» What you are asked to do: Find all lines in the records that include the word "Sell", and copy them out.

-- START Rows --

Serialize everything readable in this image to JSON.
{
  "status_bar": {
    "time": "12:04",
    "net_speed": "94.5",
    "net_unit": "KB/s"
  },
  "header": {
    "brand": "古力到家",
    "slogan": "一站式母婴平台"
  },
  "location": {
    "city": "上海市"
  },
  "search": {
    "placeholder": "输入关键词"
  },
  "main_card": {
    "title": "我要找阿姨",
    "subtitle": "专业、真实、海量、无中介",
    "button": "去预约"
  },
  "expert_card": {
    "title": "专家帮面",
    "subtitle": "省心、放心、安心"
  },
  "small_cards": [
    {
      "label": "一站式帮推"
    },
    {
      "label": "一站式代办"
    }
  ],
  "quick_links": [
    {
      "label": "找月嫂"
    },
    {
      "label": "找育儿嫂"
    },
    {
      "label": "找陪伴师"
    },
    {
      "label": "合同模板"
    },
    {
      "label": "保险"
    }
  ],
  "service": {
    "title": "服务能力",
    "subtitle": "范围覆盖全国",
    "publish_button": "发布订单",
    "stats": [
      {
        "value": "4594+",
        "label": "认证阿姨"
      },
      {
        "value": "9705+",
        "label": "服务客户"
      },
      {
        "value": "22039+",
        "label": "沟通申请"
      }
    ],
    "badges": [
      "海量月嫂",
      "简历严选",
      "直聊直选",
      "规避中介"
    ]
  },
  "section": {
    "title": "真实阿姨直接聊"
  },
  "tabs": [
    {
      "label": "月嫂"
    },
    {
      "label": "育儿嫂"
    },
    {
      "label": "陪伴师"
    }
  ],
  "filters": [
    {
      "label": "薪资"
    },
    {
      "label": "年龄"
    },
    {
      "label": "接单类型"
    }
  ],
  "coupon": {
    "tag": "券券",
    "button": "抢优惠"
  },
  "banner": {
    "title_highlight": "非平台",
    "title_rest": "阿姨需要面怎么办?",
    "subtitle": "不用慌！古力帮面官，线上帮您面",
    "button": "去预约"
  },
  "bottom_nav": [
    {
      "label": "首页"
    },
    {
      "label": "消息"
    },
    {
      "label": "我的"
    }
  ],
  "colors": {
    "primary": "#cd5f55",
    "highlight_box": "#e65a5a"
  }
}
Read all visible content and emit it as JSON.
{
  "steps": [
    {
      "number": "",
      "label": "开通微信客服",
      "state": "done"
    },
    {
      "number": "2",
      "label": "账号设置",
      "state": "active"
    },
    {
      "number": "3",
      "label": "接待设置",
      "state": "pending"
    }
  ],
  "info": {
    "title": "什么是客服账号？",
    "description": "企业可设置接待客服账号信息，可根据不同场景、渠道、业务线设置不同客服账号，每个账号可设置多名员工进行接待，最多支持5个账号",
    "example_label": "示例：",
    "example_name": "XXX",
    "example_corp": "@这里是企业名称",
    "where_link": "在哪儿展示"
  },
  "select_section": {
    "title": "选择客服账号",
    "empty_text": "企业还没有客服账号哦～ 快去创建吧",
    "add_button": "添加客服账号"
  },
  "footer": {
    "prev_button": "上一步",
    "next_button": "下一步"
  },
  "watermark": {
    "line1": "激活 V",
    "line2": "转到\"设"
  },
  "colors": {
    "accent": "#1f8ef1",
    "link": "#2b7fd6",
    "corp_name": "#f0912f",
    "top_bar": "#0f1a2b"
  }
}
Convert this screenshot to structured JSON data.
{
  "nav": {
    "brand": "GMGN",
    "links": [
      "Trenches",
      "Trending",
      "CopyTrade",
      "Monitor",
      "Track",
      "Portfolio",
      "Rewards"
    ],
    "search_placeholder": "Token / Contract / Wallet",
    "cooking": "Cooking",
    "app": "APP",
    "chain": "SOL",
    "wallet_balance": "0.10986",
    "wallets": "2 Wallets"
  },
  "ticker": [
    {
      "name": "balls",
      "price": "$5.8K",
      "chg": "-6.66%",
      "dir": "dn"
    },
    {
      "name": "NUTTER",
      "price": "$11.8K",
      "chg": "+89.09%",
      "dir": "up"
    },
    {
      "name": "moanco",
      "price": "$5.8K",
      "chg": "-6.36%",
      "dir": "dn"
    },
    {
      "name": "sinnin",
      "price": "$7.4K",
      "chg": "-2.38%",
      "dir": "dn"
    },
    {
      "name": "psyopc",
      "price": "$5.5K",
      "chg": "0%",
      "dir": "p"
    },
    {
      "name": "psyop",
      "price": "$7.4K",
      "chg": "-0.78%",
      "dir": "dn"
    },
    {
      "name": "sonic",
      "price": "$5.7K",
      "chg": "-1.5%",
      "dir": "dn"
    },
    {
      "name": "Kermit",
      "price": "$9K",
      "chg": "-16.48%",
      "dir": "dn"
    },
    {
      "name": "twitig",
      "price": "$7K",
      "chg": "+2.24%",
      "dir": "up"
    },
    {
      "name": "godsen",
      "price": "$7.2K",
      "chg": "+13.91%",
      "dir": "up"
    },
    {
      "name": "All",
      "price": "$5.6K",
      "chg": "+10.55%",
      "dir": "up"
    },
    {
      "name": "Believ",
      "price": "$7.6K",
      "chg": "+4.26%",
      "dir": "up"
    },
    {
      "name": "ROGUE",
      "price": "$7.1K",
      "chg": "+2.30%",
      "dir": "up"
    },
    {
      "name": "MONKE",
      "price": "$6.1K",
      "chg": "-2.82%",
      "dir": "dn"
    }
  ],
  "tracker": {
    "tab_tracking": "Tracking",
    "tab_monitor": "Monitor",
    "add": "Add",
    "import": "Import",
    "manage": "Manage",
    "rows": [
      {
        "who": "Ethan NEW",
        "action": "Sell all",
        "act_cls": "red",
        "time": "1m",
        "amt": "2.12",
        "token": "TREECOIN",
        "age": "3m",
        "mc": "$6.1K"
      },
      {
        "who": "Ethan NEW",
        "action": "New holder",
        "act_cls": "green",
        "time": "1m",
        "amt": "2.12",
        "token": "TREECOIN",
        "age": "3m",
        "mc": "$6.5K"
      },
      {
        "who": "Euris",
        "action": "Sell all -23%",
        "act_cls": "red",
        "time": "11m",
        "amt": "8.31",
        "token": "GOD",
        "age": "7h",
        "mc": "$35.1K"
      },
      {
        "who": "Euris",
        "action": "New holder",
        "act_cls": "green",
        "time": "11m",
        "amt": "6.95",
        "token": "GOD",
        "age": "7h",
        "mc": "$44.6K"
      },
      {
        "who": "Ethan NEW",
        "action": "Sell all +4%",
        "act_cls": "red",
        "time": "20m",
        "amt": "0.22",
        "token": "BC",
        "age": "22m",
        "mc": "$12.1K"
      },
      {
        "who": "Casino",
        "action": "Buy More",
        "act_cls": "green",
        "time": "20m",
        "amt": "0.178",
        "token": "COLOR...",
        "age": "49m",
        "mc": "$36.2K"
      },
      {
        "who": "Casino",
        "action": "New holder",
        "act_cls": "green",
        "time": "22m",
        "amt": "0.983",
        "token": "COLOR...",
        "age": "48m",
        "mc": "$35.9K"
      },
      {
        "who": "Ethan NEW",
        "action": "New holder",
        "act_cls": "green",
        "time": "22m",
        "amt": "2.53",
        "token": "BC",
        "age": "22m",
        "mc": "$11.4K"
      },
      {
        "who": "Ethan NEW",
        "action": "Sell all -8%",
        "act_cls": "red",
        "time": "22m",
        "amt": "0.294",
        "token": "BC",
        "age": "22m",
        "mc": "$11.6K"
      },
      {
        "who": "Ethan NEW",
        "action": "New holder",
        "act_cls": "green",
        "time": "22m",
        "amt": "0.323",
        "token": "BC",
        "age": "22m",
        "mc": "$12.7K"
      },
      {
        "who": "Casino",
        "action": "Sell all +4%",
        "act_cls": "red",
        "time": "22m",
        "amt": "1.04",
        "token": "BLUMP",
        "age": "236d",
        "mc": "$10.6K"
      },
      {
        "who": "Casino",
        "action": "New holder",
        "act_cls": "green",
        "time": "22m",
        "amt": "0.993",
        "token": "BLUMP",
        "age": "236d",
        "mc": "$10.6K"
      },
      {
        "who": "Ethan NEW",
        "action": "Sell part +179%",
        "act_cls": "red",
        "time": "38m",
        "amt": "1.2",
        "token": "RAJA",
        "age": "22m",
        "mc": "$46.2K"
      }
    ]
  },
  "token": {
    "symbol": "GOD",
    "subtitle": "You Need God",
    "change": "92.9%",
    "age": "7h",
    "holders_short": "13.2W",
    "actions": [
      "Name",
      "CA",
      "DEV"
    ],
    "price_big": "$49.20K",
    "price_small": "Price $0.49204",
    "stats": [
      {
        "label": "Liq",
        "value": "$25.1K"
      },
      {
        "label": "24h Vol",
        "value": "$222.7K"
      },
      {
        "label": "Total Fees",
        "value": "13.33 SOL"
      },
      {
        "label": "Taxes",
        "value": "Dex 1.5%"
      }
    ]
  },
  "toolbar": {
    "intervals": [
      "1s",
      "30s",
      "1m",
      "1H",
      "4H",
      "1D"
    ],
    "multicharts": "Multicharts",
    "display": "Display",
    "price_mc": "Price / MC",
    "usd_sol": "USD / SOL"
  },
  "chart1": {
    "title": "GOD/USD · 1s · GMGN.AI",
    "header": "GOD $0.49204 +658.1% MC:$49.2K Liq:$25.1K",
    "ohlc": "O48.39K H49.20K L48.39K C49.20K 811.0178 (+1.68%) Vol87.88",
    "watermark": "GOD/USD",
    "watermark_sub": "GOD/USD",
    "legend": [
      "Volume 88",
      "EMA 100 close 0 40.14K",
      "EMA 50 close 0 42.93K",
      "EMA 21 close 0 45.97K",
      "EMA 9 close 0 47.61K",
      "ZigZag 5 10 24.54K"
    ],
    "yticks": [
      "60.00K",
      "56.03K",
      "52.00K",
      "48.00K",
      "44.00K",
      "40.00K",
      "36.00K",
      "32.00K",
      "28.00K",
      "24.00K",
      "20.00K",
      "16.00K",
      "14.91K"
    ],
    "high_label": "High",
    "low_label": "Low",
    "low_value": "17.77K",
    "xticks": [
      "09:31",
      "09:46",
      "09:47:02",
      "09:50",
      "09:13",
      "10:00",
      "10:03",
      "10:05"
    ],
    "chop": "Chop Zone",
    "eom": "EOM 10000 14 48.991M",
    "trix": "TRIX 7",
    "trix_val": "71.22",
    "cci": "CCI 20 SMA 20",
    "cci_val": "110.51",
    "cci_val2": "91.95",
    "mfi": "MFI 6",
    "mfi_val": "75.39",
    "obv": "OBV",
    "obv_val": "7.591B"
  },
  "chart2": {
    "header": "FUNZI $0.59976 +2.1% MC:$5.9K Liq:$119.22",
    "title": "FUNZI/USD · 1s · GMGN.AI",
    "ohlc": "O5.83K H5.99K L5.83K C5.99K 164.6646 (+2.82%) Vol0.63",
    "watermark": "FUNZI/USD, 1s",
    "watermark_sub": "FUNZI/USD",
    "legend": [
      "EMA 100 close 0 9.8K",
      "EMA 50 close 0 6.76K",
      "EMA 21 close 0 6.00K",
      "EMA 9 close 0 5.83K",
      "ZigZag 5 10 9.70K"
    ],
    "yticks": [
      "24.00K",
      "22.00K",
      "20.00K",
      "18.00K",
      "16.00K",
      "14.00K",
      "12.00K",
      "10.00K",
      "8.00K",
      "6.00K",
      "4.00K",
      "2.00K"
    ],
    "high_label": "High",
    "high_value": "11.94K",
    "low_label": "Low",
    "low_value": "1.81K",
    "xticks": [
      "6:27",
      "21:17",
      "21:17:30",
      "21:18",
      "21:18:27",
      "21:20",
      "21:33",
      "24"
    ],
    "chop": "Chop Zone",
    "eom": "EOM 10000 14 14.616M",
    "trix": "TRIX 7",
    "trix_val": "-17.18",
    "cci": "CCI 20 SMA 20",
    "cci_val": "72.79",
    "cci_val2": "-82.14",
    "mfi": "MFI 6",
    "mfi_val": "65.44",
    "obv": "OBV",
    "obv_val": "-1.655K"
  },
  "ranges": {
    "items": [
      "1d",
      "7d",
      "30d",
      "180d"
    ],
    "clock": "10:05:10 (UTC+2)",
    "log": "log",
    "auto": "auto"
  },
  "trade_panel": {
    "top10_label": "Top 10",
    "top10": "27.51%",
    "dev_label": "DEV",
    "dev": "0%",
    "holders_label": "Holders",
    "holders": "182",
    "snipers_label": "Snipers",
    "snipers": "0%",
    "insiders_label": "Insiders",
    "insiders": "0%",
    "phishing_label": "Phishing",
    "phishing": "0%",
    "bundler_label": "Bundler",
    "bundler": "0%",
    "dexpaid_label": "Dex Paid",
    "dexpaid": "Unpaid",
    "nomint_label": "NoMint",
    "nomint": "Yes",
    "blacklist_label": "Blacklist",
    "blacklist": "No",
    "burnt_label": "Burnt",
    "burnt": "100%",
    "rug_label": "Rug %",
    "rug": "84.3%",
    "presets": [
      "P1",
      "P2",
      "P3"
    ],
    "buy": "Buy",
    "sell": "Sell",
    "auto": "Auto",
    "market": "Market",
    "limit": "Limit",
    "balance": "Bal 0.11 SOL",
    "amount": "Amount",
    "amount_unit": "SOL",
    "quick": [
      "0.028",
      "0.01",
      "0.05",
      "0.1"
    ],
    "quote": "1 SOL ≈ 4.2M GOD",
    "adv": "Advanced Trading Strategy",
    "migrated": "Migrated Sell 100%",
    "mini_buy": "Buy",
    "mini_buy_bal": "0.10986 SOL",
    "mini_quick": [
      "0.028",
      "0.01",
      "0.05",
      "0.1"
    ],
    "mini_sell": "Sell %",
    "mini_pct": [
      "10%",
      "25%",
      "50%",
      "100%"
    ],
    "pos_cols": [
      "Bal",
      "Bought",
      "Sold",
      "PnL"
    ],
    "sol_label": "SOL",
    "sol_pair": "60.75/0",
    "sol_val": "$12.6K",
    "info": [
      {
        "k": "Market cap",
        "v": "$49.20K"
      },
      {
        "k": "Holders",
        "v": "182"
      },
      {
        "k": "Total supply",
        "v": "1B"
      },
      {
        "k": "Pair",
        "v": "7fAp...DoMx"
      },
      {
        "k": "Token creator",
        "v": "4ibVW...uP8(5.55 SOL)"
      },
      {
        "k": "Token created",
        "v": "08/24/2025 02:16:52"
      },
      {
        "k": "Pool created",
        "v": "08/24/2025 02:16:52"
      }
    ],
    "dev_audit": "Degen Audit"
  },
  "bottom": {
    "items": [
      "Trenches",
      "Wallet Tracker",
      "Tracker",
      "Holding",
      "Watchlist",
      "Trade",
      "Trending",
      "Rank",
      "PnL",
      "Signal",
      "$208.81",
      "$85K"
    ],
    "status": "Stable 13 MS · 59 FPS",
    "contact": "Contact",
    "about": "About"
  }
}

-- END Rows --

» Result:
        "action": "Sell all",
        "action": "Sell all -23%",
        "action": "Sell all +4%",
        "action": "Sell all -8%",
        "action": "Sell all +4%",
        "action": "Sell part +179%",
    "sell": "Sell",
    "migrated": "Migrated Sell 100%",
    "mini_sell": "Sell %",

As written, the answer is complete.